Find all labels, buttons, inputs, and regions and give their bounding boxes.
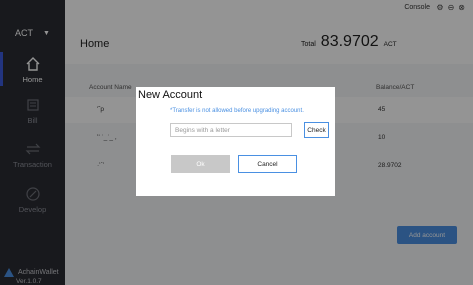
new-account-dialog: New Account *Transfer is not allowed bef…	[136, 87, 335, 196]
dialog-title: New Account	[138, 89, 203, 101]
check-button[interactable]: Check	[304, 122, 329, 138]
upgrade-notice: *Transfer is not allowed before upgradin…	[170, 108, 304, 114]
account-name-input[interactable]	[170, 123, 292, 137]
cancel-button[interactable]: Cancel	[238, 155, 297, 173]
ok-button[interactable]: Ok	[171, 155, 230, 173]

════════════════

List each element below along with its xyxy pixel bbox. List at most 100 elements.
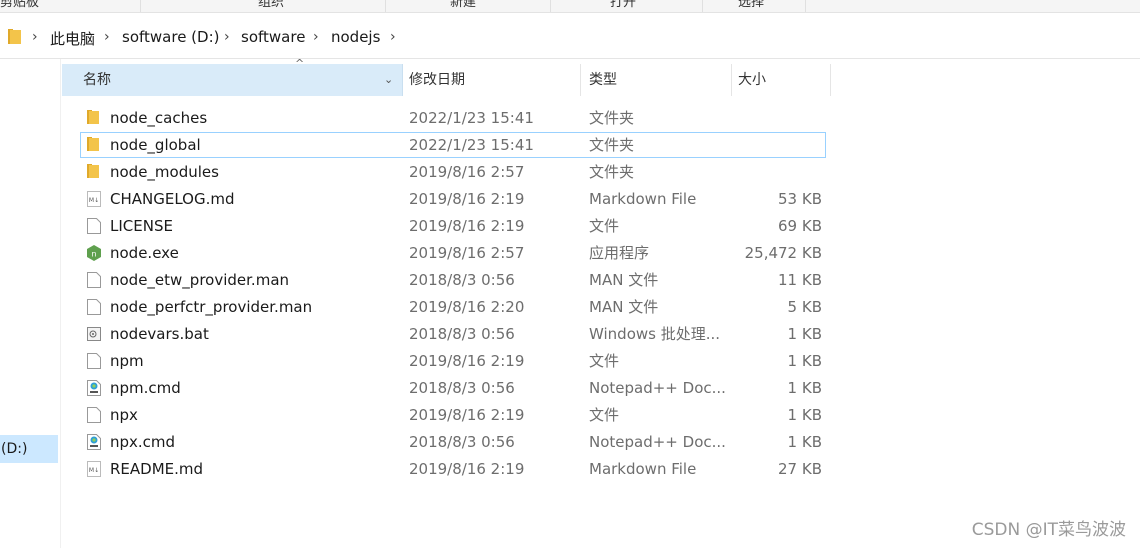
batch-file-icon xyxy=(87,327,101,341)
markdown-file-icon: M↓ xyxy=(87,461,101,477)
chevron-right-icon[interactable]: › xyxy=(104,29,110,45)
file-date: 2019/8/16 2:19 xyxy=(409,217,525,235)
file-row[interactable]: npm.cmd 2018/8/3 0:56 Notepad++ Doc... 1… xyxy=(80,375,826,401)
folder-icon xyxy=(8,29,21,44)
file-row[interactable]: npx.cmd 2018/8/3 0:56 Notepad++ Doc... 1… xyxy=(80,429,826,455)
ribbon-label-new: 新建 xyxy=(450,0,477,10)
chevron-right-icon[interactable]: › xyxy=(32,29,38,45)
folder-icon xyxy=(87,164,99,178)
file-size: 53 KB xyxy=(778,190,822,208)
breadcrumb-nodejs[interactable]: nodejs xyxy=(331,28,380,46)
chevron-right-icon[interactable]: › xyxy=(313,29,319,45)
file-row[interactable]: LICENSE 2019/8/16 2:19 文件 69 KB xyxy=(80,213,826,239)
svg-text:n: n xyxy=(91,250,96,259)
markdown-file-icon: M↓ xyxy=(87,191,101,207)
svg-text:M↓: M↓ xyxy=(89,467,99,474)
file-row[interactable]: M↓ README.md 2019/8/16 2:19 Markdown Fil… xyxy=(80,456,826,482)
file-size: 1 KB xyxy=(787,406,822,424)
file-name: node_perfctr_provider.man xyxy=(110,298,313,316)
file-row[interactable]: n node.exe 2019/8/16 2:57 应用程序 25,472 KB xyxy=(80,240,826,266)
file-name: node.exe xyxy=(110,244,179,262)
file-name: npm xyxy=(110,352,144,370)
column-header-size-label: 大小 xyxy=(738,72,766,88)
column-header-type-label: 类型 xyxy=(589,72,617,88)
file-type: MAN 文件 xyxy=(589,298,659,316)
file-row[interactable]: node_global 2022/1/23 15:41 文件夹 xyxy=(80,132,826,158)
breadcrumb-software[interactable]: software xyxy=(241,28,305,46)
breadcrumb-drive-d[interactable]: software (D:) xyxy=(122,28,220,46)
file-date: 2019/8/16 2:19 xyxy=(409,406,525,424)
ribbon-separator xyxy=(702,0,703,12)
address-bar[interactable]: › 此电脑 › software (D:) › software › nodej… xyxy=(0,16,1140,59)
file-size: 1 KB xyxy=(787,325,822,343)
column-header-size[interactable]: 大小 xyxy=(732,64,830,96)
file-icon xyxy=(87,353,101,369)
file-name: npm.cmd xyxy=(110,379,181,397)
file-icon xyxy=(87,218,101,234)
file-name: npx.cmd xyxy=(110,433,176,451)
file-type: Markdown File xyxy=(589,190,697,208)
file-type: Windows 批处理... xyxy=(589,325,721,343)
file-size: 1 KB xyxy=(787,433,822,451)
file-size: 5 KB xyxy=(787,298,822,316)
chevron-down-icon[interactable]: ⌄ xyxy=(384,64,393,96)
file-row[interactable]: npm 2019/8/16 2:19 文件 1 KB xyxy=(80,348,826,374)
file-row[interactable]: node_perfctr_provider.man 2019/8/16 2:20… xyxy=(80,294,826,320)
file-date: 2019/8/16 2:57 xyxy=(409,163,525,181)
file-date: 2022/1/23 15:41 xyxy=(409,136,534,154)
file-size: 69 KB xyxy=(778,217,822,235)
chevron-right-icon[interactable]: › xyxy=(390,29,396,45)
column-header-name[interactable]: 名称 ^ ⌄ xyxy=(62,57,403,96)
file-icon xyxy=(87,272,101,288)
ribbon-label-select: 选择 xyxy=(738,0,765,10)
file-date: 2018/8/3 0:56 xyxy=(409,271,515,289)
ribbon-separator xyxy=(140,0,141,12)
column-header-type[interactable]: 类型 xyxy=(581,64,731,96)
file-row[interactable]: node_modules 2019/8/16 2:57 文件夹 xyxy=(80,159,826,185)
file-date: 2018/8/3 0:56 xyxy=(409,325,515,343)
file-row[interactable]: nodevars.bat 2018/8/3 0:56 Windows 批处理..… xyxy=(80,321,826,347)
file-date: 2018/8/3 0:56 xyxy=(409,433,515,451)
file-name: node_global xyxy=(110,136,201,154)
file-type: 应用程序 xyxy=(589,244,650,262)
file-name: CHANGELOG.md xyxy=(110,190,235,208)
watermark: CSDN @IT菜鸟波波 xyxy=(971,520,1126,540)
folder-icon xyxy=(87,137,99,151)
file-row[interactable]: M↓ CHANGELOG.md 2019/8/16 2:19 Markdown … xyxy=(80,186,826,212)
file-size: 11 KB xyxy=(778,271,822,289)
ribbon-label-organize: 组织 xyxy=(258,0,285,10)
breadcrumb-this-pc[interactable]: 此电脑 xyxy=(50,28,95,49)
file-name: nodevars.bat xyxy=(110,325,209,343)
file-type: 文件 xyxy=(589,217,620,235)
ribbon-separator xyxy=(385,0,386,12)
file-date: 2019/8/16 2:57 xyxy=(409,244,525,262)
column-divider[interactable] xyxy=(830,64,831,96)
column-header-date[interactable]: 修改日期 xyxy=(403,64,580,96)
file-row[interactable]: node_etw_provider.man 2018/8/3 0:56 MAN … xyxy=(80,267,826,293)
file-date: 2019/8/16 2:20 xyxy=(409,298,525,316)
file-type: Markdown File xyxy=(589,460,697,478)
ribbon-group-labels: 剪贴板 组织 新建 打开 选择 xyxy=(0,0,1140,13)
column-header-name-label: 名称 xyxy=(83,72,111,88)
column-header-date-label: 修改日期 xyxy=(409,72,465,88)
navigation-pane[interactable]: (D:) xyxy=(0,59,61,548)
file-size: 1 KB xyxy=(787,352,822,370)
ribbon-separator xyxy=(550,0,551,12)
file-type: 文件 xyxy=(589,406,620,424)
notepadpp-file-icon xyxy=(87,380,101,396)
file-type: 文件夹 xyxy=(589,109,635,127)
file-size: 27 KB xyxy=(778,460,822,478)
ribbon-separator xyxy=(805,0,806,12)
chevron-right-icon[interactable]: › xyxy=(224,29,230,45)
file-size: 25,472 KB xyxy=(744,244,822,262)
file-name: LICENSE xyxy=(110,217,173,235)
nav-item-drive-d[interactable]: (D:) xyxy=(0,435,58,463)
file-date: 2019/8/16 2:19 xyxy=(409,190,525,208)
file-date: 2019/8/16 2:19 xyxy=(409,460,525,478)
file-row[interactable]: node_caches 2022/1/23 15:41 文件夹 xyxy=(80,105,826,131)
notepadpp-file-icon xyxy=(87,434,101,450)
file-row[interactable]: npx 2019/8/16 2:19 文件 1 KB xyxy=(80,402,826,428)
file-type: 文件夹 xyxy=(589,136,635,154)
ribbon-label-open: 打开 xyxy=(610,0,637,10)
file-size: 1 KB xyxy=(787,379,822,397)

════════════════

- **Aim**
Format everything in the material above, from the line containing "Find all labels, buttons, inputs, and" down to the line containing "155, 230, 173]", as a numbered list, including both of those lines and skipping any blank lines. Leave the pictures out.

- **The completed task**
1. Find all labels, buttons, inputs, and regions and give their bounding boxes.
2. new-account-dialog: New Account *Transfer is not allowed bef…	[136, 87, 335, 196]
3. dialog-title: New Account	[138, 89, 203, 101]
4. check-button[interactable]: Check	[304, 122, 329, 138]
5. upgrade-notice: *Transfer is not allowed before upgradin…	[170, 108, 304, 114]
6. account-name-input[interactable]	[170, 123, 292, 137]
7. cancel-button[interactable]: Cancel	[238, 155, 297, 173]
8. ok-button[interactable]: Ok	[171, 155, 230, 173]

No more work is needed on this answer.